What you need to do — Look through the material below for "meters". Copy every line that contains it.

** Begin Extracted information **

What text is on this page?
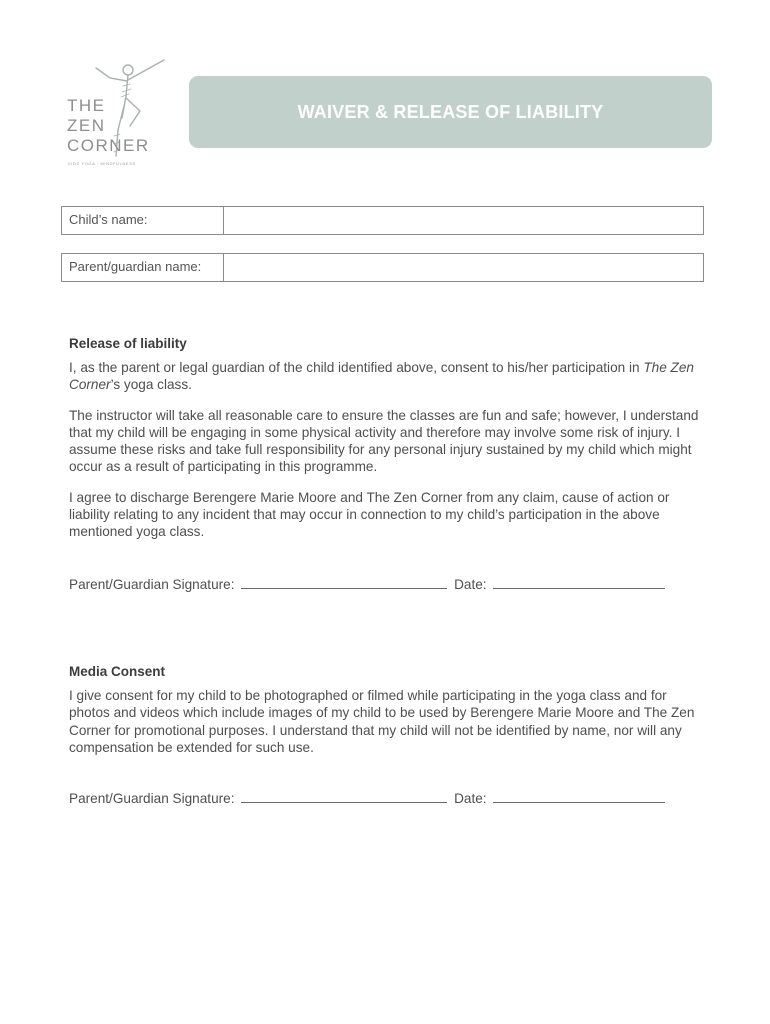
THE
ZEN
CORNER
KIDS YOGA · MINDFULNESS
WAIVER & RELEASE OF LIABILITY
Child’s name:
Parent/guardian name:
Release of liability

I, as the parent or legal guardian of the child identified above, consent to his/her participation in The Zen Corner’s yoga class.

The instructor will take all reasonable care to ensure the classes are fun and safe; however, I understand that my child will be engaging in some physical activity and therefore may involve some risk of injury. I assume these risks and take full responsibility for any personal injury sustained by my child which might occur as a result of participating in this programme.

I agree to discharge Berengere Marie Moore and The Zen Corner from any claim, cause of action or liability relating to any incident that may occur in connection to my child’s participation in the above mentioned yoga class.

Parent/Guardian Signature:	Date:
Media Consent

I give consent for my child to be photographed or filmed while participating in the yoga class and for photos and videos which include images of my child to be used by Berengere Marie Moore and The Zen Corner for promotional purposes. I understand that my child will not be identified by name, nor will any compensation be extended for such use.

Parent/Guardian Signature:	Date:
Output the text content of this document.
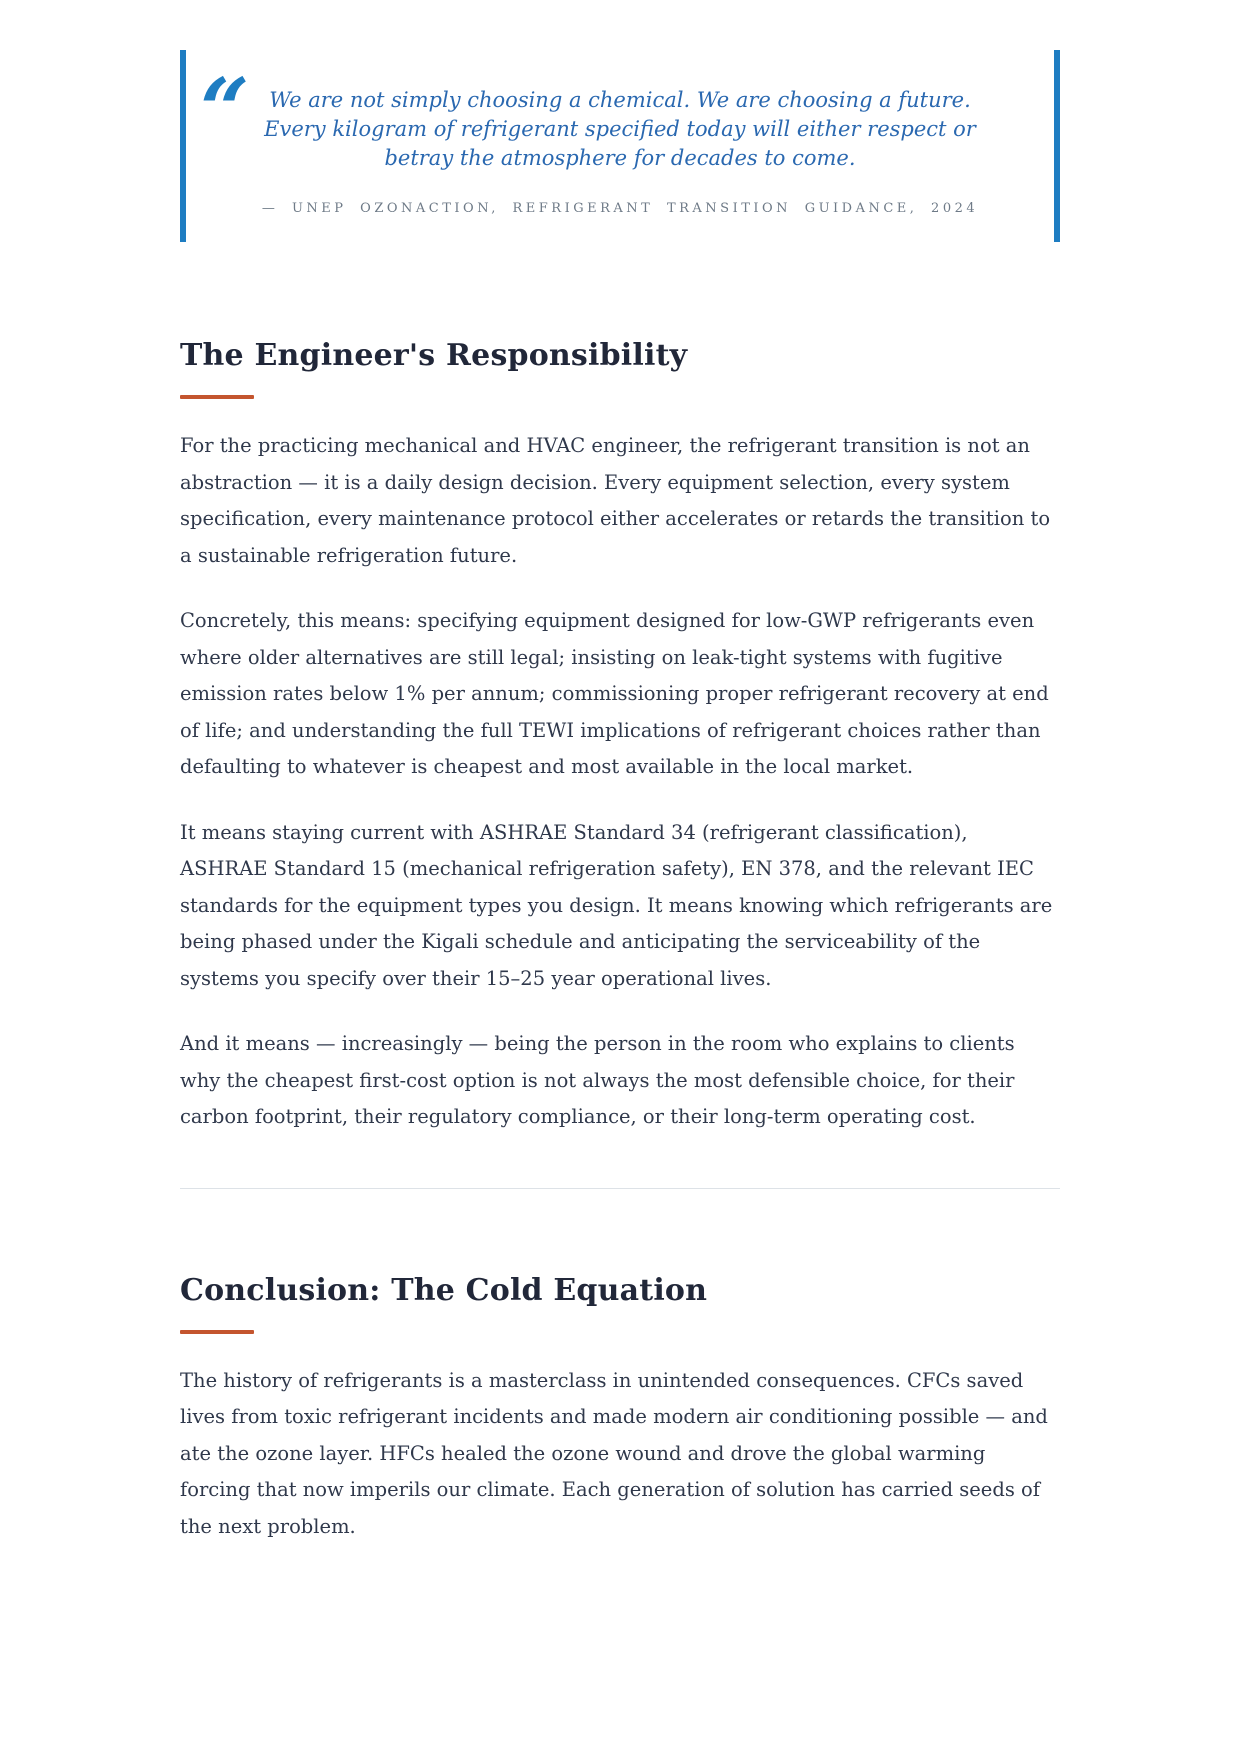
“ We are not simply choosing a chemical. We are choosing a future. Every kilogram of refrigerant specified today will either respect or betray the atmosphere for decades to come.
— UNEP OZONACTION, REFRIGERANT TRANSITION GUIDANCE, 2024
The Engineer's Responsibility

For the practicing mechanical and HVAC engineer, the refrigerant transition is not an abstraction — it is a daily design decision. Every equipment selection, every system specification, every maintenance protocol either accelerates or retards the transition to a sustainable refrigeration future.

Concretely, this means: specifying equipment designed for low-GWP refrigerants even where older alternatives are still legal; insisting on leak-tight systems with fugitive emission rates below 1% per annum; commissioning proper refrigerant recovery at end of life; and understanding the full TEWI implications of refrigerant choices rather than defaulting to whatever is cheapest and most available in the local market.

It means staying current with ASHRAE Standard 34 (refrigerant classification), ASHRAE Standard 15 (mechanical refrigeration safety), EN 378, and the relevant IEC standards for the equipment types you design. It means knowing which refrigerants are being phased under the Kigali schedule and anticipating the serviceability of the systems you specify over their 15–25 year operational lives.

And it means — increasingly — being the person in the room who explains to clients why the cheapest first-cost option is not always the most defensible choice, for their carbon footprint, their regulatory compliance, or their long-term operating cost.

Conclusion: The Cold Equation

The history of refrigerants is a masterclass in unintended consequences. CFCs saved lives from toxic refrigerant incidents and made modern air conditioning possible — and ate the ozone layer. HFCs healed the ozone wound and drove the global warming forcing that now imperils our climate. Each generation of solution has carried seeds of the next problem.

** End Extracted information **
** Begin Extracted information **

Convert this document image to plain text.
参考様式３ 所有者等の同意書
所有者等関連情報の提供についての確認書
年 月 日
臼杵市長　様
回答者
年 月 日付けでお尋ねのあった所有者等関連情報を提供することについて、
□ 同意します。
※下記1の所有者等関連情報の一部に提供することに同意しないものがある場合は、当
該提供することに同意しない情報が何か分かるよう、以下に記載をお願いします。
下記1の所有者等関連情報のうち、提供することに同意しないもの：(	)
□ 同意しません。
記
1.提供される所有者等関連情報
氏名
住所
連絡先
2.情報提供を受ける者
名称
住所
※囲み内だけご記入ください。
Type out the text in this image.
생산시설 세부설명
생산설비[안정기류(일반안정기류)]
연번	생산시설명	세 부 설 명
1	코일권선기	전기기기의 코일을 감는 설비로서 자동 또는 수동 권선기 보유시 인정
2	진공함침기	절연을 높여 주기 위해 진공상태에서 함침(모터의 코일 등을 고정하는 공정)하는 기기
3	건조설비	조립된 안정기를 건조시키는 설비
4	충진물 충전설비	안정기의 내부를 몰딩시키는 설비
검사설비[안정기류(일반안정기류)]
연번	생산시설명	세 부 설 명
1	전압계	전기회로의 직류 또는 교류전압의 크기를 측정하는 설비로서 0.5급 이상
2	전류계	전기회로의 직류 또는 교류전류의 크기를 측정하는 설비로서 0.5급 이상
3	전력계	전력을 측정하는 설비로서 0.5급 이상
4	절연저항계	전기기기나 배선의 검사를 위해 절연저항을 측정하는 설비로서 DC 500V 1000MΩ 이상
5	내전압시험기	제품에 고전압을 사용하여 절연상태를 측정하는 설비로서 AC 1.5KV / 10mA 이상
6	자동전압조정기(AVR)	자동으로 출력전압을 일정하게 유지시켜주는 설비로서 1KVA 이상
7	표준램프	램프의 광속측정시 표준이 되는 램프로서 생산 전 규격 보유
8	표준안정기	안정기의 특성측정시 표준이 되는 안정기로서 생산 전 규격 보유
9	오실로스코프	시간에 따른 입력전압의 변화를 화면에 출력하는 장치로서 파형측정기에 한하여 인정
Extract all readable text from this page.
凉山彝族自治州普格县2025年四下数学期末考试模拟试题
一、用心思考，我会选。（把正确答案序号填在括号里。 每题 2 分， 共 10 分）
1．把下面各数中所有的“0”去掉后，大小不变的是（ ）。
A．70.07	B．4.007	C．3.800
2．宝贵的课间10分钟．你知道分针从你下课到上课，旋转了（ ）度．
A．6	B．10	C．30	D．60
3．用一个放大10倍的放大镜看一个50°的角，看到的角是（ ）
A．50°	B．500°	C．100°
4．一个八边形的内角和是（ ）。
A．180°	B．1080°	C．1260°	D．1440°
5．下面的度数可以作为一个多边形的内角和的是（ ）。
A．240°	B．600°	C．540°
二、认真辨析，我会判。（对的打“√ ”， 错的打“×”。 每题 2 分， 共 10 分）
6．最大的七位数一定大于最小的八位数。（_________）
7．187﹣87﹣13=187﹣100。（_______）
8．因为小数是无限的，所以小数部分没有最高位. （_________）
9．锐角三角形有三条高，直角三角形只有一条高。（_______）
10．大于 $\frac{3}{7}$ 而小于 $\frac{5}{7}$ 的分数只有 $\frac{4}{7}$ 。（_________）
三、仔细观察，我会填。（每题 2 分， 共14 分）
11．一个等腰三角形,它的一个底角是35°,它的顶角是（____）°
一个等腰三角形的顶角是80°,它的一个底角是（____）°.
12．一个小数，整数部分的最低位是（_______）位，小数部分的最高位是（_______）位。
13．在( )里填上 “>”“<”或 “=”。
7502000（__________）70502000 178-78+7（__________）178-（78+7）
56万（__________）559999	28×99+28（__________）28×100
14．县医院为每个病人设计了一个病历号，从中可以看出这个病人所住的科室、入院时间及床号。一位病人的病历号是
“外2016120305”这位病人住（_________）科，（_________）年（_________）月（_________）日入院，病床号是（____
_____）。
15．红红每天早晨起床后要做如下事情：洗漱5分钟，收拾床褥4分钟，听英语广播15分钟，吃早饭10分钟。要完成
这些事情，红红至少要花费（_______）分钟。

** End Extracted information **
** Begin Extracted information **

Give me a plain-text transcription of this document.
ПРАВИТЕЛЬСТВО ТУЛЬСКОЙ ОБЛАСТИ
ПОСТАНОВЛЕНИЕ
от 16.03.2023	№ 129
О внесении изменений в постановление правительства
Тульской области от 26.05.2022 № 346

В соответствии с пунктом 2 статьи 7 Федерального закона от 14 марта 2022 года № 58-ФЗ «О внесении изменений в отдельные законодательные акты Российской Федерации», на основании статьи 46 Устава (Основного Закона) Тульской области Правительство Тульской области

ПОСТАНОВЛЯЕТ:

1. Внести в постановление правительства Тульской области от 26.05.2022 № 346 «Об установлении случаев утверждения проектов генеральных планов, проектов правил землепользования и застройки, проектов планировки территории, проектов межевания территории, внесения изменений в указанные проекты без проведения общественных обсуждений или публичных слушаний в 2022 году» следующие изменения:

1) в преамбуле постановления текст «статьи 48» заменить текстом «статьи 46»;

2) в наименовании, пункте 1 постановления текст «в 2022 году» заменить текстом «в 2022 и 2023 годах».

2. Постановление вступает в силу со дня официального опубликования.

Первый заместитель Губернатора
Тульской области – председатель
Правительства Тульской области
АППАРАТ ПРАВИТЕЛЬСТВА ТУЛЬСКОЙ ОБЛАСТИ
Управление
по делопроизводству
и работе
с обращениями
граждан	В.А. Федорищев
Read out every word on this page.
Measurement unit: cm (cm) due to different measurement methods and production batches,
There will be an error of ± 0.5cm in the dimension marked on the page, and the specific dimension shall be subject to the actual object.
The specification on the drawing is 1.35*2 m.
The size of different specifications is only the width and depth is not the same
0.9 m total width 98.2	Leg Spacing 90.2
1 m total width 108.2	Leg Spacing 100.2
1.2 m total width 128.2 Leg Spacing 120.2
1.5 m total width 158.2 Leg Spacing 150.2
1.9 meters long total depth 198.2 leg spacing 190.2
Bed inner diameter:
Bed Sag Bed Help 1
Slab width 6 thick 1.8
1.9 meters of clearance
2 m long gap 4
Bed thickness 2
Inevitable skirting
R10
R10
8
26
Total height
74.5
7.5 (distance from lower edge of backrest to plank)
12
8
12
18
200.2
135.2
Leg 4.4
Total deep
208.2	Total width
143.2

** End Extracted information **

Response —
1.9 meters long total depth 198.2 leg spacing 190.2
1.9 meters of clearance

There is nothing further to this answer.